[Stored data]

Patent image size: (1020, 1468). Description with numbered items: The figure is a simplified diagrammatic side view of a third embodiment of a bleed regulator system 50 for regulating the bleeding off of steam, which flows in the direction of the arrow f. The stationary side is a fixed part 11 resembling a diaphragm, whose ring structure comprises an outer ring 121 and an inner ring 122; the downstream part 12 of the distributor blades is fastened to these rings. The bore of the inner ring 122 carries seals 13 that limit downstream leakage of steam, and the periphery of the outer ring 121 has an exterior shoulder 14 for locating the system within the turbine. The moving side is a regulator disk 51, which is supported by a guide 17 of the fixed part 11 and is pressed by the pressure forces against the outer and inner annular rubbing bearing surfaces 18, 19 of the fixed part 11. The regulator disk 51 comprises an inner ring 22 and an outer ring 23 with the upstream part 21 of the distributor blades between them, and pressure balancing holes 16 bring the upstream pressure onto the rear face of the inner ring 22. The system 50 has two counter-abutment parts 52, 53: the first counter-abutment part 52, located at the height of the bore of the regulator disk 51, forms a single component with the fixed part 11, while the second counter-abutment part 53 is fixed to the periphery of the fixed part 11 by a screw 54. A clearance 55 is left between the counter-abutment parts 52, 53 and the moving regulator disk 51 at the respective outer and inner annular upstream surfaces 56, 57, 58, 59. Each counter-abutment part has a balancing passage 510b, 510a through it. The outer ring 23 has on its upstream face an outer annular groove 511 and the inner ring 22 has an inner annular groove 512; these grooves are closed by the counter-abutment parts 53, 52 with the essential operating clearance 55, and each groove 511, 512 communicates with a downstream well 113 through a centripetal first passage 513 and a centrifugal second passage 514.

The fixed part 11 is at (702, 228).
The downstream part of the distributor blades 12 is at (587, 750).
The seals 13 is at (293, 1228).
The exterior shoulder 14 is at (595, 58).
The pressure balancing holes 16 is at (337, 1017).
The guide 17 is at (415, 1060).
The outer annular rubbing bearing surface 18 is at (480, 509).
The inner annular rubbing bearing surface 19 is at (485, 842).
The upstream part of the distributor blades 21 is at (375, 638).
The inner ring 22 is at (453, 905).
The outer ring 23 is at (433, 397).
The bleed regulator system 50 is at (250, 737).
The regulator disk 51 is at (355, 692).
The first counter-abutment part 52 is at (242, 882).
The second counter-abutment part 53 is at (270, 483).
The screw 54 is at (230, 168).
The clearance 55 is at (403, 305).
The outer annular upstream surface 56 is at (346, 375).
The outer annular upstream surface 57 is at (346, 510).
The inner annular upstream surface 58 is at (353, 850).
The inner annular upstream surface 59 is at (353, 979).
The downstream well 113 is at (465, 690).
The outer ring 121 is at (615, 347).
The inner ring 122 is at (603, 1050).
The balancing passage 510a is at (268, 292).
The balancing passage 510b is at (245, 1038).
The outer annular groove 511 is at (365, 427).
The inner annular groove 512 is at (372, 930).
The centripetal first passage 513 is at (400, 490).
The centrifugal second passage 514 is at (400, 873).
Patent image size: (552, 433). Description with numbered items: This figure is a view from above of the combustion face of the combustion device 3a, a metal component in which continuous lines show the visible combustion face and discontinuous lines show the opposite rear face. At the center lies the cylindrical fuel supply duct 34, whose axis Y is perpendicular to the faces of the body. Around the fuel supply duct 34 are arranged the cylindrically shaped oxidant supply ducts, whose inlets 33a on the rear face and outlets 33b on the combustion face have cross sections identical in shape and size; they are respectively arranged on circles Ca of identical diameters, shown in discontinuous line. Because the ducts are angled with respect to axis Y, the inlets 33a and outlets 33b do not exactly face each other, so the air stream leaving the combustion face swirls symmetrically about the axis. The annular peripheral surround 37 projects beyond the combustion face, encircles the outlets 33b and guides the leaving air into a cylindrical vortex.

Stated exercise —
How many lines of the listing above contain the string "cylindrical"? Case counts. Give only the number.

Written answer —
1